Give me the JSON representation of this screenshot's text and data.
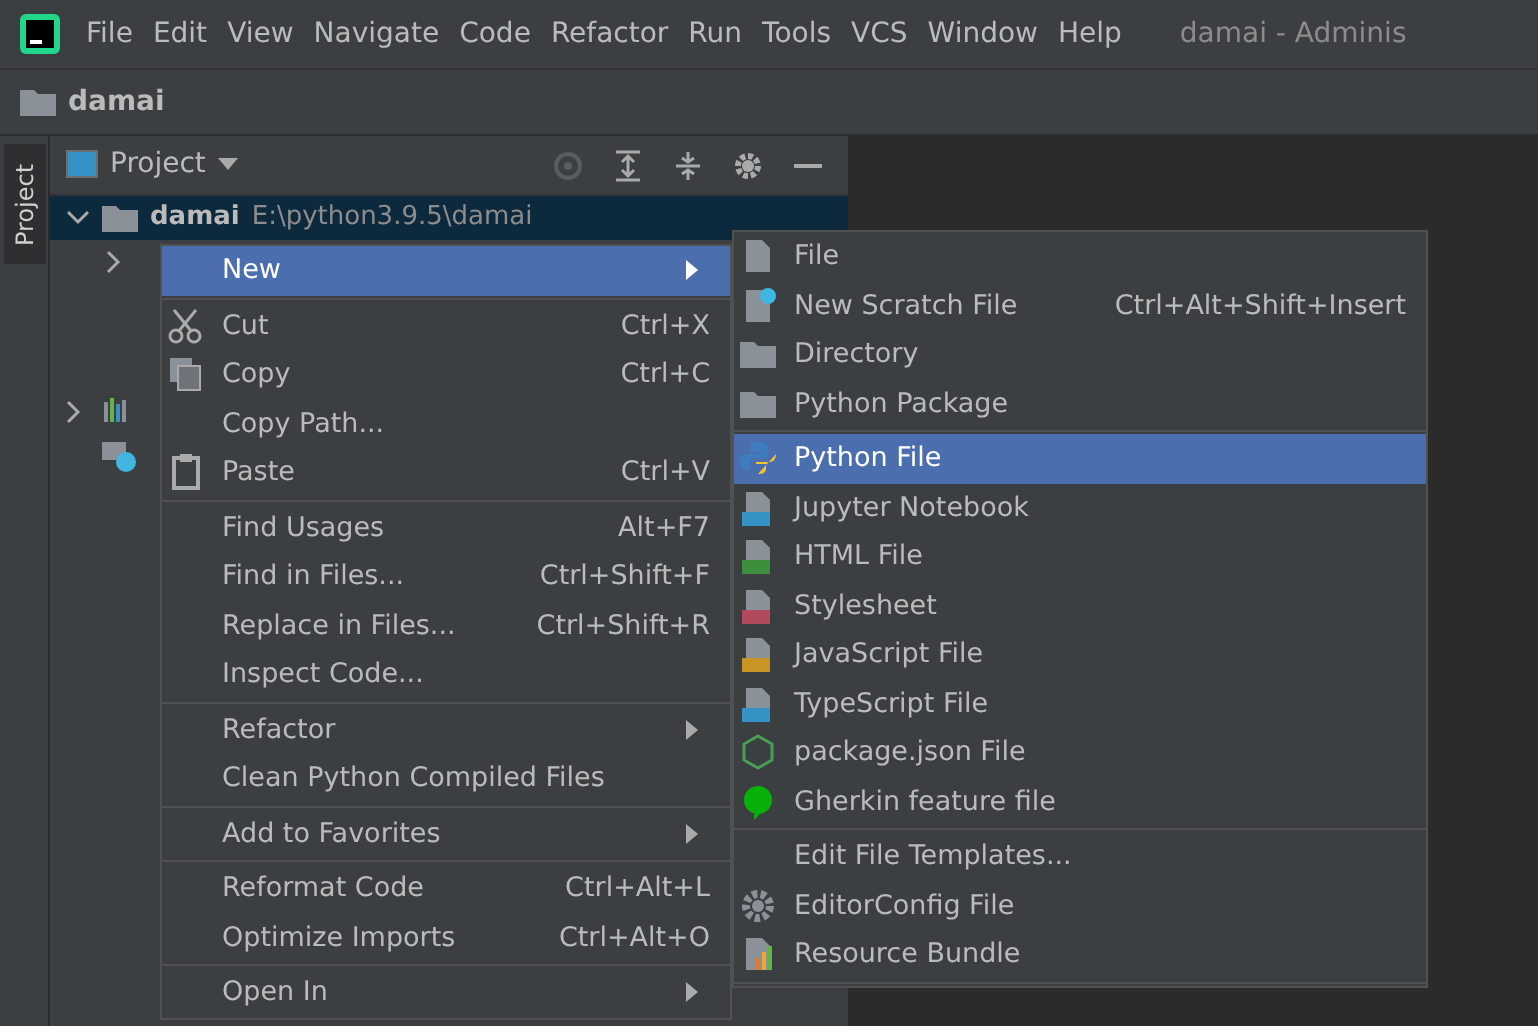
{
  "menubar": {
    "items": [
      "File",
      "Edit",
      "View",
      "Navigate",
      "Code",
      "Refactor",
      "Run",
      "Tools",
      "VCS",
      "Window",
      "Help"
    ],
    "title": "damai - Adminis"
  },
  "breadcrumb": "damai",
  "side_tab": {
    "label": "Project"
  },
  "project_panel": {
    "title": "Project",
    "tree": [
      {
        "label": "damai",
        "path": "E:\\python3.9.5\\damai",
        "selected": true,
        "expanded": true
      },
      {
        "selected": false,
        "expanded": false
      },
      {
        "selected": false,
        "expanded": false
      },
      {
        "selected": false
      }
    ]
  },
  "context_menu": [
    {
      "kind": "item",
      "label": "New",
      "submenu": true,
      "selected": true
    },
    {
      "kind": "separator"
    },
    {
      "kind": "item",
      "label": "Cut",
      "shortcut": "Ctrl+X",
      "selected": false
    },
    {
      "kind": "item",
      "label": "Copy",
      "shortcut": "Ctrl+C",
      "selected": false
    },
    {
      "kind": "item",
      "label": "Copy Path...",
      "selected": false
    },
    {
      "kind": "item",
      "label": "Paste",
      "shortcut": "Ctrl+V",
      "selected": false
    },
    {
      "kind": "separator"
    },
    {
      "kind": "item",
      "label": "Find Usages",
      "shortcut": "Alt+F7",
      "selected": false
    },
    {
      "kind": "item",
      "label": "Find in Files...",
      "shortcut": "Ctrl+Shift+F",
      "selected": false
    },
    {
      "kind": "item",
      "label": "Replace in Files...",
      "shortcut": "Ctrl+Shift+R",
      "selected": false
    },
    {
      "kind": "item",
      "label": "Inspect Code...",
      "selected": false
    },
    {
      "kind": "separator"
    },
    {
      "kind": "item",
      "label": "Refactor",
      "submenu": true,
      "selected": false
    },
    {
      "kind": "item",
      "label": "Clean Python Compiled Files",
      "selected": false
    },
    {
      "kind": "separator"
    },
    {
      "kind": "item",
      "label": "Add to Favorites",
      "submenu": true,
      "selected": false
    },
    {
      "kind": "separator"
    },
    {
      "kind": "item",
      "label": "Reformat Code",
      "shortcut": "Ctrl+Alt+L",
      "selected": false
    },
    {
      "kind": "item",
      "label": "Optimize Imports",
      "shortcut": "Ctrl+Alt+O",
      "selected": false
    },
    {
      "kind": "separator"
    },
    {
      "kind": "item",
      "label": "Open In",
      "submenu": true,
      "selected": false
    }
  ],
  "new_submenu": [
    {
      "kind": "item",
      "label": "File",
      "selected": false
    },
    {
      "kind": "item",
      "label": "New Scratch File",
      "shortcut": "Ctrl+Alt+Shift+Insert",
      "selected": false
    },
    {
      "kind": "item",
      "label": "Directory",
      "selected": false
    },
    {
      "kind": "item",
      "label": "Python Package",
      "selected": false
    },
    {
      "kind": "separator"
    },
    {
      "kind": "item",
      "label": "Python File",
      "selected": true
    },
    {
      "kind": "item",
      "label": "Jupyter Notebook",
      "selected": false
    },
    {
      "kind": "item",
      "label": "HTML File",
      "selected": false
    },
    {
      "kind": "item",
      "label": "Stylesheet",
      "selected": false
    },
    {
      "kind": "item",
      "label": "JavaScript File",
      "selected": false
    },
    {
      "kind": "item",
      "label": "TypeScript File",
      "selected": false
    },
    {
      "kind": "item",
      "label": "package.json File",
      "selected": false
    },
    {
      "kind": "item",
      "label": "Gherkin feature file",
      "selected": false
    },
    {
      "kind": "separator"
    },
    {
      "kind": "item",
      "label": "Edit File Templates...",
      "selected": false
    },
    {
      "kind": "item",
      "label": "EditorConfig File",
      "selected": false
    },
    {
      "kind": "item",
      "label": "Resource Bundle",
      "selected": false
    },
    {
      "kind": "separator"
    }
  ]
}
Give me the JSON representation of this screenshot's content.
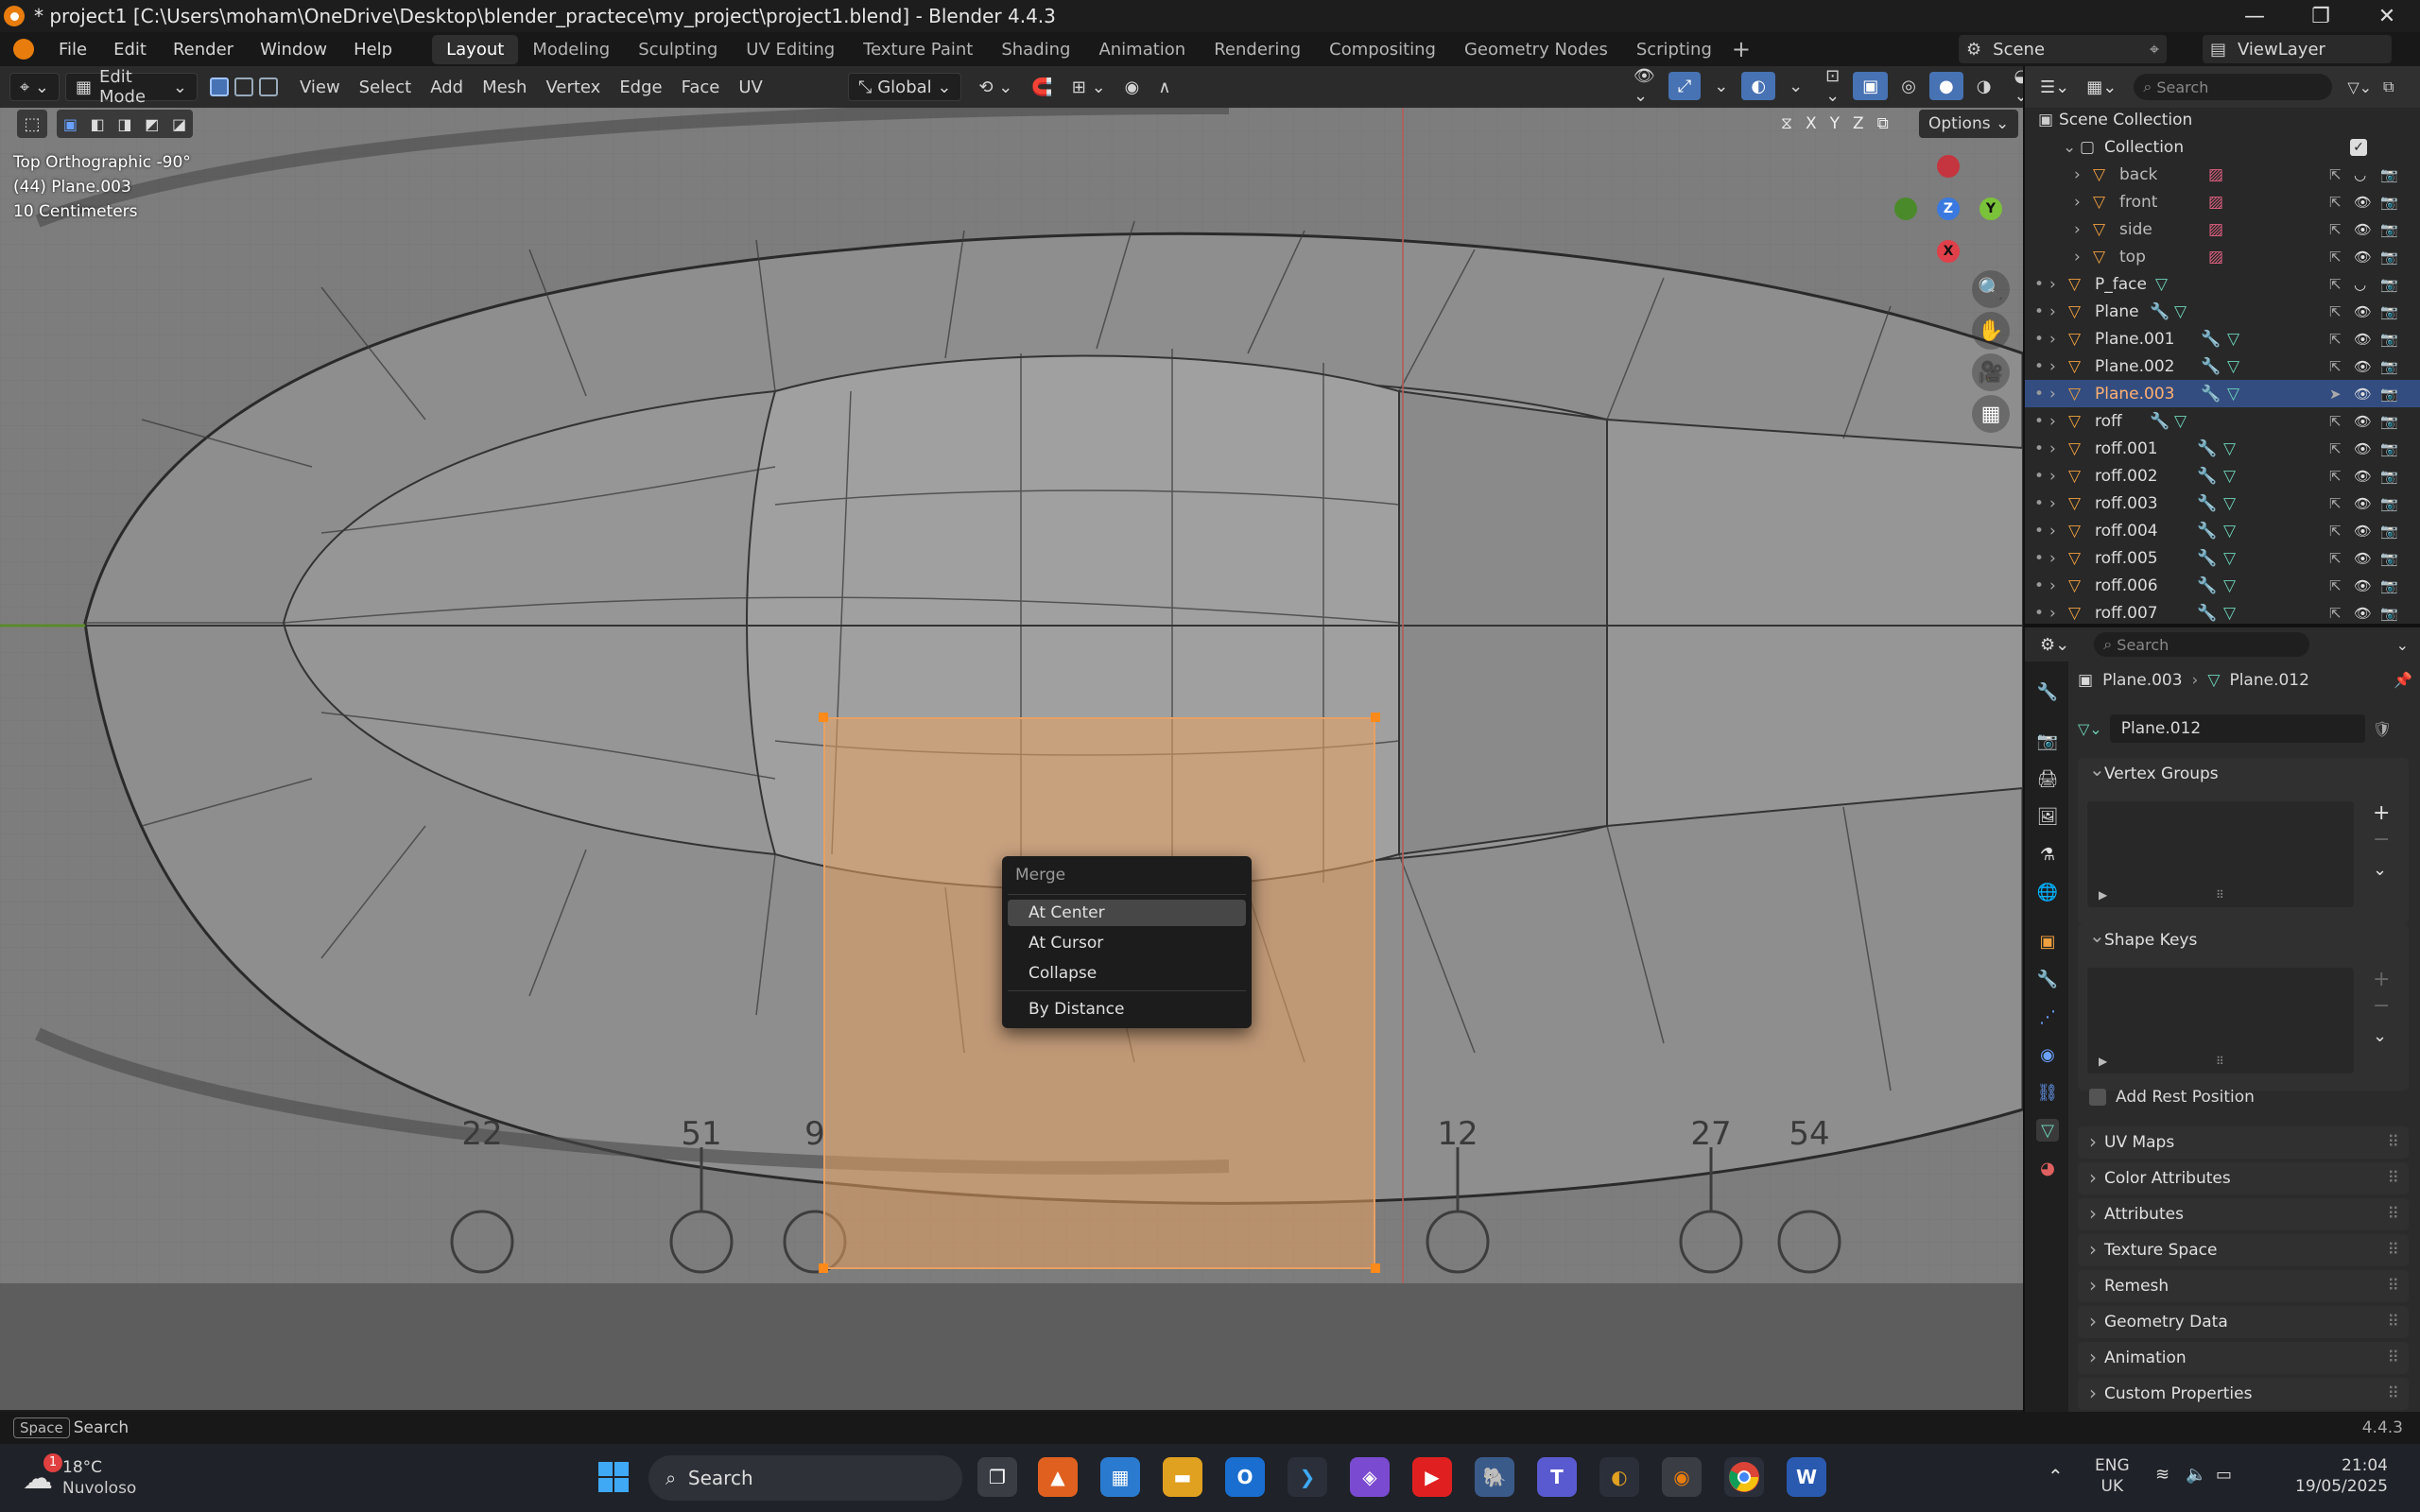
{
  "title_bar": {
    "title": "* project1 [C:\\Users\\moham\\OneDrive\\Desktop\\blender_practece\\my_project\\project1.blend] - Blender 4.4.3"
  },
  "menu": {
    "items": [
      "File",
      "Edit",
      "Render",
      "Window",
      "Help"
    ]
  },
  "workspaces": {
    "tabs": [
      "Layout",
      "Modeling",
      "Sculpting",
      "UV Editing",
      "Texture Paint",
      "Shading",
      "Animation",
      "Rendering",
      "Compositing",
      "Geometry Nodes",
      "Scripting"
    ],
    "active": "Layout"
  },
  "scene": {
    "scene_name": "Scene",
    "view_layer": "ViewLayer"
  },
  "viewport_header": {
    "mode": "Edit Mode",
    "menus": [
      "View",
      "Select",
      "Add",
      "Mesh",
      "Vertex",
      "Edge",
      "Face",
      "UV"
    ],
    "orientation": "Global",
    "axes": [
      "X",
      "Y",
      "Z"
    ],
    "options": "Options"
  },
  "viewport": {
    "view_name": "Top Orthographic -90°",
    "object_info": "(44) Plane.003",
    "scale": "10 Centimeters",
    "blueprint_numbers": [
      "22",
      "51",
      "9",
      "12",
      "27",
      "54"
    ],
    "gizmo": {
      "x": "X",
      "y": "Y",
      "z": "Z"
    }
  },
  "merge_menu": {
    "title": "Merge",
    "items": [
      "At Center",
      "At Cursor",
      "Collapse",
      "By Distance"
    ],
    "highlighted": "At Center"
  },
  "outliner": {
    "search_placeholder": "Search",
    "root": "Scene Collection",
    "collection": "Collection",
    "items": [
      {
        "name": "back",
        "kind": "image"
      },
      {
        "name": "front",
        "kind": "image"
      },
      {
        "name": "side",
        "kind": "image"
      },
      {
        "name": "top",
        "kind": "image"
      },
      {
        "name": "P_face",
        "kind": "mesh"
      },
      {
        "name": "Plane",
        "kind": "mesh"
      },
      {
        "name": "Plane.001",
        "kind": "mesh"
      },
      {
        "name": "Plane.002",
        "kind": "mesh"
      },
      {
        "name": "Plane.003",
        "kind": "mesh",
        "selected": true
      },
      {
        "name": "roff",
        "kind": "mesh"
      },
      {
        "name": "roff.001",
        "kind": "mesh"
      },
      {
        "name": "roff.002",
        "kind": "mesh"
      },
      {
        "name": "roff.003",
        "kind": "mesh"
      },
      {
        "name": "roff.004",
        "kind": "mesh"
      },
      {
        "name": "roff.005",
        "kind": "mesh"
      },
      {
        "name": "roff.006",
        "kind": "mesh"
      },
      {
        "name": "roff.007",
        "kind": "mesh"
      }
    ]
  },
  "properties": {
    "search_placeholder": "Search",
    "breadcrumb_object": "Plane.003",
    "breadcrumb_mesh": "Plane.012",
    "mesh_name": "Plane.012",
    "panels": {
      "vertex_groups": "Vertex Groups",
      "shape_keys": "Shape Keys",
      "add_rest_position": "Add Rest Position",
      "uv_maps": "UV Maps",
      "color_attributes": "Color Attributes",
      "attributes": "Attributes",
      "texture_space": "Texture Space",
      "remesh": "Remesh",
      "geometry_data": "Geometry Data",
      "animation": "Animation",
      "custom_properties": "Custom Properties"
    }
  },
  "status_bar": {
    "key": "Space",
    "action": "Search",
    "version": "4.4.3"
  },
  "taskbar": {
    "weather_temp": "18°C",
    "weather_desc": "Nuvoloso",
    "weather_badge": "1",
    "search": "Search",
    "lang": "ENG",
    "region": "UK",
    "time": "21:04",
    "date": "19/05/2025"
  },
  "colors": {
    "selection_orange": "#e8a062",
    "outliner_selected": "#334d80",
    "accent_blue": "#4772b3"
  }
}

Exercise aim
Please set down each line of the data above exactly as written, without the pictures.

Written answer
Give me the JSON representation of this screenshot's text and data.
{
  "menubar": {
    "items": [
      "File",
      "Edit",
      "View",
      "Navigate",
      "Code",
      "Refactor",
      "Run",
      "Tools",
      "VCS",
      "Window",
      "Help"
    ],
    "title": "damai - Adminis"
  },
  "breadcrumb": "damai",
  "side_tab": {
    "label": "Project"
  },
  "project_panel": {
    "title": "Project",
    "tree": [
      {
        "label": "damai",
        "path": "E:\\python3.9.5\\damai",
        "selected": true,
        "expanded": true
      },
      {
        "selected": false,
        "expanded": false
      },
      {
        "selected": false,
        "expanded": false
      },
      {
        "selected": false
      }
    ]
  },
  "context_menu": [
    {
      "kind": "item",
      "label": "New",
      "submenu": true,
      "selected": true
    },
    {
      "kind": "separator"
    },
    {
      "kind": "item",
      "label": "Cut",
      "shortcut": "Ctrl+X",
      "selected": false
    },
    {
      "kind": "item",
      "label": "Copy",
      "shortcut": "Ctrl+C",
      "selected": false
    },
    {
      "kind": "item",
      "label": "Copy Path...",
      "selected": false
    },
    {
      "kind": "item",
      "label": "Paste",
      "shortcut": "Ctrl+V",
      "selected": false
    },
    {
      "kind": "separator"
    },
    {
      "kind": "item",
      "label": "Find Usages",
      "shortcut": "Alt+F7",
      "selected": false
    },
    {
      "kind": "item",
      "label": "Find in Files...",
      "shortcut": "Ctrl+Shift+F",
      "selected": false
    },
    {
      "kind": "item",
      "label": "Replace in Files...",
      "shortcut": "Ctrl+Shift+R",
      "selected": false
    },
    {
      "kind": "item",
      "label": "Inspect Code...",
      "selected": false
    },
    {
      "kind": "separator"
    },
    {
      "kind": "item",
      "label": "Refactor",
      "submenu": true,
      "selected": false
    },
    {
      "kind": "item",
      "label": "Clean Python Compiled Files",
      "selected": false
    },
    {
      "kind": "separator"
    },
    {
      "kind": "item",
      "label": "Add to Favorites",
      "submenu": true,
      "selected": false
    },
    {
      "kind": "separator"
    },
    {
      "kind": "item",
      "label": "Reformat Code",
      "shortcut": "Ctrl+Alt+L",
      "selected": false
    },
    {
      "kind": "item",
      "label": "Optimize Imports",
      "shortcut": "Ctrl+Alt+O",
      "selected": false
    },
    {
      "kind": "separator"
    },
    {
      "kind": "item",
      "label": "Open In",
      "submenu": true,
      "selected": false
    }
  ],
  "new_submenu": [
    {
      "kind": "item",
      "label": "File",
      "selected": false
    },
    {
      "kind": "item",
      "label": "New Scratch File",
      "shortcut": "Ctrl+Alt+Shift+Insert",
      "selected": false
    },
    {
      "kind": "item",
      "label": "Directory",
      "selected": false
    },
    {
      "kind": "item",
      "label": "Python Package",
      "selected": false
    },
    {
      "kind": "separator"
    },
    {
      "kind": "item",
      "label": "Python File",
      "selected": true
    },
    {
      "kind": "item",
      "label": "Jupyter Notebook",
      "selected": false
    },
    {
      "kind": "item",
      "label": "HTML File",
      "selected": false
    },
    {
      "kind": "item",
      "label": "Stylesheet",
      "selected": false
    },
    {
      "kind": "item",
      "label": "JavaScript File",
      "selected": false
    },
    {
      "kind": "item",
      "label": "TypeScript File",
      "selected": false
    },
    {
      "kind": "item",
      "label": "package.json File",
      "selected": false
    },
    {
      "kind": "item",
      "label": "Gherkin feature file",
      "selected": false
    },
    {
      "kind": "separator"
    },
    {
      "kind": "item",
      "label": "Edit File Templates...",
      "selected": false
    },
    {
      "kind": "item",
      "label": "EditorConfig File",
      "selected": false
    },
    {
      "kind": "item",
      "label": "Resource Bundle",
      "selected": false
    },
    {
      "kind": "separator"
    }
  ]
}
Give me the JSON representation of this screenshot's content.
{
  "title_bar": {
    "title": "* project1 [C:\\Users\\moham\\OneDrive\\Desktop\\blender_practece\\my_project\\project1.blend] - Blender 4.4.3"
  },
  "menu": {
    "items": [
      "File",
      "Edit",
      "Render",
      "Window",
      "Help"
    ]
  },
  "workspaces": {
    "tabs": [
      "Layout",
      "Modeling",
      "Sculpting",
      "UV Editing",
      "Texture Paint",
      "Shading",
      "Animation",
      "Rendering",
      "Compositing",
      "Geometry Nodes",
      "Scripting"
    ],
    "active": "Layout"
  },
  "scene": {
    "scene_name": "Scene",
    "view_layer": "ViewLayer"
  },
  "viewport_header": {
    "mode": "Edit Mode",
    "menus": [
      "View",
      "Select",
      "Add",
      "Mesh",
      "Vertex",
      "Edge",
      "Face",
      "UV"
    ],
    "orientation": "Global",
    "axes": [
      "X",
      "Y",
      "Z"
    ],
    "options": "Options"
  },
  "viewport": {
    "view_name": "Top Orthographic -90°",
    "object_info": "(44) Plane.003",
    "scale": "10 Centimeters",
    "blueprint_numbers": [
      "22",
      "51",
      "9",
      "12",
      "27",
      "54"
    ],
    "gizmo": {
      "x": "X",
      "y": "Y",
      "z": "Z"
    }
  },
  "merge_menu": {
    "title": "Merge",
    "items": [
      "At Center",
      "At Cursor",
      "Collapse",
      "By Distance"
    ],
    "highlighted": "At Center"
  },
  "outliner": {
    "search_placeholder": "Search",
    "root": "Scene Collection",
    "collection": "Collection",
    "items": [
      {
        "name": "back",
        "kind": "image"
      },
      {
        "name": "front",
        "kind": "image"
      },
      {
        "name": "side",
        "kind": "image"
      },
      {
        "name": "top",
        "kind": "image"
      },
      {
        "name": "P_face",
        "kind": "mesh"
      },
      {
        "name": "Plane",
        "kind": "mesh"
      },
      {
        "name": "Plane.001",
        "kind": "mesh"
      },
      {
        "name": "Plane.002",
        "kind": "mesh"
      },
      {
        "name": "Plane.003",
        "kind": "mesh",
        "selected": true
      },
      {
        "name": "roff",
        "kind": "mesh"
      },
      {
        "name": "roff.001",
        "kind": "mesh"
      },
      {
        "name": "roff.002",
        "kind": "mesh"
      },
      {
        "name": "roff.003",
        "kind": "mesh"
      },
      {
        "name": "roff.004",
        "kind": "mesh"
      },
      {
        "name": "roff.005",
        "kind": "mesh"
      },
      {
        "name": "roff.006",
        "kind": "mesh"
      },
      {
        "name": "roff.007",
        "kind": "mesh"
      }
    ]
  },
  "properties": {
    "search_placeholder": "Search",
    "breadcrumb_object": "Plane.003",
    "breadcrumb_mesh": "Plane.012",
    "mesh_name": "Plane.012",
    "panels": {
      "vertex_groups": "Vertex Groups",
      "shape_keys": "Shape Keys",
      "add_rest_position": "Add Rest Position",
      "uv_maps": "UV Maps",
      "color_attributes": "Color Attributes",
      "attributes": "Attributes",
      "texture_space": "Texture Space",
      "remesh": "Remesh",
      "geometry_data": "Geometry Data",
      "animation": "Animation",
      "custom_properties": "Custom Properties"
    }
  },
  "status_bar": {
    "key": "Space",
    "action": "Search",
    "version": "4.4.3"
  },
  "taskbar": {
    "weather_temp": "18°C",
    "weather_desc": "Nuvoloso",
    "weather_badge": "1",
    "search": "Search",
    "lang": "ENG",
    "region": "UK",
    "time": "21:04",
    "date": "19/05/2025"
  },
  "colors": {
    "selection_orange": "#e8a062",
    "outliner_selected": "#334d80",
    "accent_blue": "#4772b3"
  }
}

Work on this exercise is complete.